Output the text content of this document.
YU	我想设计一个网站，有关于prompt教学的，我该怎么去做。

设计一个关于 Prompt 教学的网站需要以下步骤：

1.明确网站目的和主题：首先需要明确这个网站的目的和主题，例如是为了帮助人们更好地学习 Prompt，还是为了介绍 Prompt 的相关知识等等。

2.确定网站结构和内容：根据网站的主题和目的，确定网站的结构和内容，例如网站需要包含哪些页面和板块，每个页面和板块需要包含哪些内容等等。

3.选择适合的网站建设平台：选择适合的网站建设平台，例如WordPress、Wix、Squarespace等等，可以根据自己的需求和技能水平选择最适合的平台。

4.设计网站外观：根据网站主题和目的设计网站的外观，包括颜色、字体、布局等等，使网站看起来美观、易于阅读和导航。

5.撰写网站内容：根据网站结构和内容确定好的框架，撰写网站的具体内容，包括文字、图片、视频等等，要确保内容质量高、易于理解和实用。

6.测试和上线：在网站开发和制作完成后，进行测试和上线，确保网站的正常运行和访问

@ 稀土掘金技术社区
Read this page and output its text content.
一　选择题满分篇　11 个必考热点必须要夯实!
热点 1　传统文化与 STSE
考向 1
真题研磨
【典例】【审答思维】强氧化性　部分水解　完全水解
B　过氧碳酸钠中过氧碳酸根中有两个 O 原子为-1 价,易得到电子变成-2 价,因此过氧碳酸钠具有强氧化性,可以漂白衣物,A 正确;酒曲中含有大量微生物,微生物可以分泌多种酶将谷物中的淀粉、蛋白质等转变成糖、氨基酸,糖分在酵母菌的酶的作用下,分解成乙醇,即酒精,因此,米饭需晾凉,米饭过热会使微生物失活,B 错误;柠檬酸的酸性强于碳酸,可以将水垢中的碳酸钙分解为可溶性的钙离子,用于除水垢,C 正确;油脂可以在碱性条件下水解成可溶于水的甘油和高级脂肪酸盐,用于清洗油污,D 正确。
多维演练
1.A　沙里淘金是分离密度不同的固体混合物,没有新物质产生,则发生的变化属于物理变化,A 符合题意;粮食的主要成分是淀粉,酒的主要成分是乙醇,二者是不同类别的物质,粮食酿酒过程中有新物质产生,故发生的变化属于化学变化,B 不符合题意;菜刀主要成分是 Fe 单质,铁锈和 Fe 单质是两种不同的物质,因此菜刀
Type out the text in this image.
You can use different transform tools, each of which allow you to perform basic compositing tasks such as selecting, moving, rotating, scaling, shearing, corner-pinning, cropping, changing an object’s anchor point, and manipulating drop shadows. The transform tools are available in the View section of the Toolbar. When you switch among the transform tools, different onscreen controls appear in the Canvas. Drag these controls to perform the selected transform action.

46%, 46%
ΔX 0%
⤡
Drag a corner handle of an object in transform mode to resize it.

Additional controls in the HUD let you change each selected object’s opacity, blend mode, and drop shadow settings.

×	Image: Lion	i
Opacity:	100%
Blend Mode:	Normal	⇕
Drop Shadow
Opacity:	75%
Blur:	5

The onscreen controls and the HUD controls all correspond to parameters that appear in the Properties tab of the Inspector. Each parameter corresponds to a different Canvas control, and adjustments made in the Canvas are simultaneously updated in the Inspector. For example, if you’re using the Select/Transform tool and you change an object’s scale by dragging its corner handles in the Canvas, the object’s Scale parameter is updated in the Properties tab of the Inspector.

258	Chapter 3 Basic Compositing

----------------------------------------

* [GOAL]:
In the records, locate each line holding the string "this" and copy it.

* [THE RESULT]:
Output the text content of this document.
Read this page and output its text content.
Type out the text in this image.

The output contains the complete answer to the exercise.